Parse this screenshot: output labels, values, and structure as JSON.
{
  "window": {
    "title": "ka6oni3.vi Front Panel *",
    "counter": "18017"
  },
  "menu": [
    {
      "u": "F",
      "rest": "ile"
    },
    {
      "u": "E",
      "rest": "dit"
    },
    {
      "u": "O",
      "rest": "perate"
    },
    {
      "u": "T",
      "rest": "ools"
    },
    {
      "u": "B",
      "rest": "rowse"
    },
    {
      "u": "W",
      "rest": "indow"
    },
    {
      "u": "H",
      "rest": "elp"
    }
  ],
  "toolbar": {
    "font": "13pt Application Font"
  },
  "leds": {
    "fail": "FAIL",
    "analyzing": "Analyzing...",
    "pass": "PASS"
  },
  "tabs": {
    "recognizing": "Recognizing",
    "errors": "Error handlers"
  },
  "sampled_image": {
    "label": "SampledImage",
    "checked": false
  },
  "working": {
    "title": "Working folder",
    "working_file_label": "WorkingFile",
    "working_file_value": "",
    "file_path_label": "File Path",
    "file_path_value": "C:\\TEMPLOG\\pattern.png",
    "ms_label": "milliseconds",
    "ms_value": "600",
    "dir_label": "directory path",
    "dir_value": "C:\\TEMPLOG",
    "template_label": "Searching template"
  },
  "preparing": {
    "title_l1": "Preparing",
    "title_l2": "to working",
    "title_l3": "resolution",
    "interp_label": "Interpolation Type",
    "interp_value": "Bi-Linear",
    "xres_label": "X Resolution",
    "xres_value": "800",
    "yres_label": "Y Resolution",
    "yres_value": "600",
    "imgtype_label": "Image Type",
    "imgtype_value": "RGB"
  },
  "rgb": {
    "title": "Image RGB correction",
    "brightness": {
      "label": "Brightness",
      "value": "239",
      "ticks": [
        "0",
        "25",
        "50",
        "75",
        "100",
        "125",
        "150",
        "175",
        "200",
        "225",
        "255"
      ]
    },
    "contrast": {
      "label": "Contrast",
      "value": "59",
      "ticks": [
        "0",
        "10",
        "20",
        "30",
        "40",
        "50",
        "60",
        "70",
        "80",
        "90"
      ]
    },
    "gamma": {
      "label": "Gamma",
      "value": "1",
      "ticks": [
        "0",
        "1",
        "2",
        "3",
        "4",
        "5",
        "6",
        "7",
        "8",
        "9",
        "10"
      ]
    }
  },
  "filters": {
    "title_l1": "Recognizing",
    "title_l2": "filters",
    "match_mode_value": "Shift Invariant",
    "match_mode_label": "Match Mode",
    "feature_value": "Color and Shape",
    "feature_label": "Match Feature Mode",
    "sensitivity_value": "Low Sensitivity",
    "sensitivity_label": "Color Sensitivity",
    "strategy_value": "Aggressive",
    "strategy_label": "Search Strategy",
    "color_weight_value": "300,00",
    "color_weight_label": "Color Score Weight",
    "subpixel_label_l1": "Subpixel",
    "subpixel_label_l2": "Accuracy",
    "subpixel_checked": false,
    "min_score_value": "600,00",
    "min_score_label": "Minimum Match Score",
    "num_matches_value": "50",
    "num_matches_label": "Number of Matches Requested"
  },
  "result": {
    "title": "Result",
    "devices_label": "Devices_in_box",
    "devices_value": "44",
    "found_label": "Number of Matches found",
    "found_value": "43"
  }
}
_ _ _ _
Instructions to follow: Write out the material from the first line to the last, exactly.

Solution below:
Parse this screenshot: output labels, values, and structure as JSON.
{
  "window": {
    "title": "ka6oni3.vi Front Panel *",
    "counter": "18017"
  },
  "menu": [
    {
      "u": "F",
      "rest": "ile"
    },
    {
      "u": "E",
      "rest": "dit"
    },
    {
      "u": "O",
      "rest": "perate"
    },
    {
      "u": "T",
      "rest": "ools"
    },
    {
      "u": "B",
      "rest": "rowse"
    },
    {
      "u": "W",
      "rest": "indow"
    },
    {
      "u": "H",
      "rest": "elp"
    }
  ],
  "toolbar": {
    "font": "13pt Application Font"
  },
  "leds": {
    "fail": "FAIL",
    "analyzing": "Analyzing...",
    "pass": "PASS"
  },
  "tabs": {
    "recognizing": "Recognizing",
    "errors": "Error handlers"
  },
  "sampled_image": {
    "label": "SampledImage",
    "checked": false
  },
  "working": {
    "title": "Working folder",
    "working_file_label": "WorkingFile",
    "working_file_value": "",
    "file_path_label": "File Path",
    "file_path_value": "C:\\TEMPLOG\\pattern.png",
    "ms_label": "milliseconds",
    "ms_value": "600",
    "dir_label": "directory path",
    "dir_value": "C:\\TEMPLOG",
    "template_label": "Searching template"
  },
  "preparing": {
    "title_l1": "Preparing",
    "title_l2": "to working",
    "title_l3": "resolution",
    "interp_label": "Interpolation Type",
    "interp_value": "Bi-Linear",
    "xres_label": "X Resolution",
    "xres_value": "800",
    "yres_label": "Y Resolution",
    "yres_value": "600",
    "imgtype_label": "Image Type",
    "imgtype_value": "RGB"
  },
  "rgb": {
    "title": "Image RGB correction",
    "brightness": {
      "label": "Brightness",
      "value": "239",
      "ticks": [
        "0",
        "25",
        "50",
        "75",
        "100",
        "125",
        "150",
        "175",
        "200",
        "225",
        "255"
      ]
    },
    "contrast": {
      "label": "Contrast",
      "value": "59",
      "ticks": [
        "0",
        "10",
        "20",
        "30",
        "40",
        "50",
        "60",
        "70",
        "80",
        "90"
      ]
    },
    "gamma": {
      "label": "Gamma",
      "value": "1",
      "ticks": [
        "0",
        "1",
        "2",
        "3",
        "4",
        "5",
        "6",
        "7",
        "8",
        "9",
        "10"
      ]
    }
  },
  "filters": {
    "title_l1": "Recognizing",
    "title_l2": "filters",
    "match_mode_value": "Shift Invariant",
    "match_mode_label": "Match Mode",
    "feature_value": "Color and Shape",
    "feature_label": "Match Feature Mode",
    "sensitivity_value": "Low Sensitivity",
    "sensitivity_label": "Color Sensitivity",
    "strategy_value": "Aggressive",
    "strategy_label": "Search Strategy",
    "color_weight_value": "300,00",
    "color_weight_label": "Color Score Weight",
    "subpixel_label_l1": "Subpixel",
    "subpixel_label_l2": "Accuracy",
    "subpixel_checked": false,
    "min_score_value": "600,00",
    "min_score_label": "Minimum Match Score",
    "num_matches_value": "50",
    "num_matches_label": "Number of Matches Requested"
  },
  "result": {
    "title": "Result",
    "devices_label": "Devices_in_box",
    "devices_value": "44",
    "found_label": "Number of Matches found",
    "found_value": "43"
  }
}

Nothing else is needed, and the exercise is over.